### Work to complete
Extract the whole listing as it stands. Do not include the pictures.

++++++++

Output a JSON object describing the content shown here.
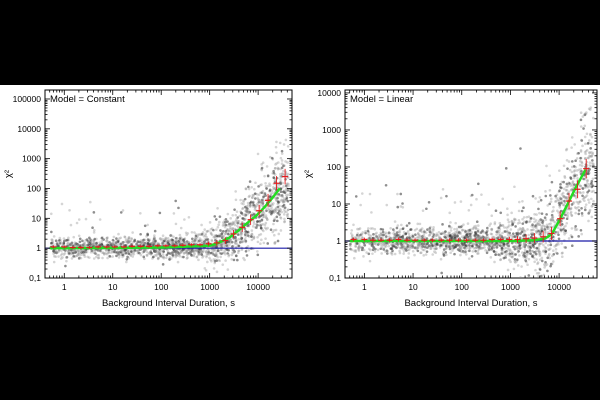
{
  "chart_data": [
    {
      "type": "scatter",
      "title": "",
      "annotation": "Model = Constant",
      "xlabel": "Background Interval Duration, s",
      "ylabel": "χ²",
      "x_scale": "log",
      "y_scale": "log",
      "xlim": [
        0.4,
        50000
      ],
      "ylim": [
        0.1,
        200000
      ],
      "x_ticks": [
        1,
        10,
        100,
        1000,
        10000
      ],
      "x_tick_labels": [
        "1",
        "10",
        "100",
        "1000",
        "10000"
      ],
      "y_ticks": [
        0.1,
        1,
        10,
        100,
        1000,
        10000,
        100000
      ],
      "y_tick_labels": [
        "0,1",
        "1",
        "10",
        "100",
        "1000",
        "10000",
        "100000"
      ],
      "reference_line": {
        "y": 1,
        "color": "#1a1aa8"
      },
      "colors": {
        "points": "#888888",
        "binned": "#e41a1c",
        "fit": "#22dd22"
      },
      "binned_means": {
        "x": [
          0.6,
          1,
          1.5,
          2.2,
          3.3,
          5,
          7.5,
          11,
          17,
          25,
          38,
          56,
          85,
          125,
          190,
          280,
          420,
          630,
          950,
          1400,
          2100,
          3100,
          4700,
          7000,
          10500,
          16000,
          24000,
          36000
        ],
        "y": [
          1.1,
          1.1,
          1.05,
          1.05,
          1.05,
          1.1,
          1.1,
          1.1,
          1.1,
          1.15,
          1.15,
          1.15,
          1.2,
          1.2,
          1.2,
          1.25,
          1.3,
          1.3,
          1.4,
          1.5,
          1.8,
          3,
          5,
          9,
          18,
          40,
          150,
          250
        ]
      },
      "fit_curve": {
        "x": [
          0.5,
          1,
          10,
          100,
          1000,
          1500,
          2500,
          4000,
          6000,
          9000,
          14000,
          20000,
          28000
        ],
        "y": [
          1,
          1,
          1.02,
          1.05,
          1.2,
          1.5,
          2.2,
          4,
          7,
          12,
          25,
          50,
          100
        ]
      }
    },
    {
      "type": "scatter",
      "title": "",
      "annotation": "Model = Linear",
      "xlabel": "Background Interval Duration, s",
      "ylabel": "χ²",
      "x_scale": "log",
      "y_scale": "log",
      "xlim": [
        0.4,
        60000
      ],
      "ylim": [
        0.1,
        12000
      ],
      "x_ticks": [
        1,
        10,
        100,
        1000,
        10000
      ],
      "x_tick_labels": [
        "1",
        "10",
        "100",
        "1000",
        "10000"
      ],
      "y_ticks": [
        0.1,
        1,
        10,
        100,
        1000,
        10000
      ],
      "y_tick_labels": [
        "0,1",
        "1",
        "10",
        "100",
        "1000",
        "10000"
      ],
      "reference_line": {
        "y": 1,
        "color": "#1a1aa8"
      },
      "colors": {
        "points": "#888888",
        "binned": "#e41a1c",
        "fit": "#22dd22"
      },
      "binned_means": {
        "x": [
          0.6,
          1,
          1.5,
          2.2,
          3.3,
          5,
          7.5,
          11,
          17,
          25,
          38,
          56,
          85,
          125,
          190,
          280,
          420,
          630,
          950,
          1400,
          2100,
          3100,
          4700,
          7000,
          10500,
          16000,
          24000,
          36000
        ],
        "y": [
          1.1,
          1.1,
          1.05,
          1.05,
          1.05,
          1.1,
          1.05,
          1.05,
          1.05,
          1.05,
          1.05,
          1.05,
          1.05,
          1.05,
          1.05,
          1.05,
          1.1,
          1.1,
          1.1,
          1.1,
          1.15,
          1.2,
          1.3,
          1.6,
          4,
          12,
          25,
          90
        ]
      },
      "fit_curve": {
        "x": [
          0.5,
          1,
          10,
          100,
          1000,
          3000,
          5000,
          7000,
          10000,
          15000,
          22000,
          35000
        ],
        "y": [
          1,
          1,
          1,
          1,
          1,
          1.05,
          1.15,
          1.5,
          3.5,
          10,
          28,
          85
        ]
      }
    }
  ]
}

++++++++

### Answer to this exercise
Output a JSON object describing the content shown here.
{
  "chart_data": [
    {
      "type": "scatter",
      "title": "",
      "annotation": "Model = Constant",
      "xlabel": "Background Interval Duration, s",
      "ylabel": "χ²",
      "x_scale": "log",
      "y_scale": "log",
      "xlim": [
        0.4,
        50000
      ],
      "ylim": [
        0.1,
        200000
      ],
      "x_ticks": [
        1,
        10,
        100,
        1000,
        10000
      ],
      "x_tick_labels": [
        "1",
        "10",
        "100",
        "1000",
        "10000"
      ],
      "y_ticks": [
        0.1,
        1,
        10,
        100,
        1000,
        10000,
        100000
      ],
      "y_tick_labels": [
        "0,1",
        "1",
        "10",
        "100",
        "1000",
        "10000",
        "100000"
      ],
      "reference_line": {
        "y": 1,
        "color": "#1a1aa8"
      },
      "colors": {
        "points": "#888888",
        "binned": "#e41a1c",
        "fit": "#22dd22"
      },
      "binned_means": {
        "x": [
          0.6,
          1,
          1.5,
          2.2,
          3.3,
          5,
          7.5,
          11,
          17,
          25,
          38,
          56,
          85,
          125,
          190,
          280,
          420,
          630,
          950,
          1400,
          2100,
          3100,
          4700,
          7000,
          10500,
          16000,
          24000,
          36000
        ],
        "y": [
          1.1,
          1.1,
          1.05,
          1.05,
          1.05,
          1.1,
          1.1,
          1.1,
          1.1,
          1.15,
          1.15,
          1.15,
          1.2,
          1.2,
          1.2,
          1.25,
          1.3,
          1.3,
          1.4,
          1.5,
          1.8,
          3,
          5,
          9,
          18,
          40,
          150,
          250
        ]
      },
      "fit_curve": {
        "x": [
          0.5,
          1,
          10,
          100,
          1000,
          1500,
          2500,
          4000,
          6000,
          9000,
          14000,
          20000,
          28000
        ],
        "y": [
          1,
          1,
          1.02,
          1.05,
          1.2,
          1.5,
          2.2,
          4,
          7,
          12,
          25,
          50,
          100
        ]
      }
    },
    {
      "type": "scatter",
      "title": "",
      "annotation": "Model = Linear",
      "xlabel": "Background Interval Duration, s",
      "ylabel": "χ²",
      "x_scale": "log",
      "y_scale": "log",
      "xlim": [
        0.4,
        60000
      ],
      "ylim": [
        0.1,
        12000
      ],
      "x_ticks": [
        1,
        10,
        100,
        1000,
        10000
      ],
      "x_tick_labels": [
        "1",
        "10",
        "100",
        "1000",
        "10000"
      ],
      "y_ticks": [
        0.1,
        1,
        10,
        100,
        1000,
        10000
      ],
      "y_tick_labels": [
        "0,1",
        "1",
        "10",
        "100",
        "1000",
        "10000"
      ],
      "reference_line": {
        "y": 1,
        "color": "#1a1aa8"
      },
      "colors": {
        "points": "#888888",
        "binned": "#e41a1c",
        "fit": "#22dd22"
      },
      "binned_means": {
        "x": [
          0.6,
          1,
          1.5,
          2.2,
          3.3,
          5,
          7.5,
          11,
          17,
          25,
          38,
          56,
          85,
          125,
          190,
          280,
          420,
          630,
          950,
          1400,
          2100,
          3100,
          4700,
          7000,
          10500,
          16000,
          24000,
          36000
        ],
        "y": [
          1.1,
          1.1,
          1.05,
          1.05,
          1.05,
          1.1,
          1.05,
          1.05,
          1.05,
          1.05,
          1.05,
          1.05,
          1.05,
          1.05,
          1.05,
          1.05,
          1.1,
          1.1,
          1.1,
          1.1,
          1.15,
          1.2,
          1.3,
          1.6,
          4,
          12,
          25,
          90
        ]
      },
      "fit_curve": {
        "x": [
          0.5,
          1,
          10,
          100,
          1000,
          3000,
          5000,
          7000,
          10000,
          15000,
          22000,
          35000
        ],
        "y": [
          1,
          1,
          1,
          1,
          1,
          1.05,
          1.15,
          1.5,
          3.5,
          10,
          28,
          85
        ]
      }
    }
  ]
}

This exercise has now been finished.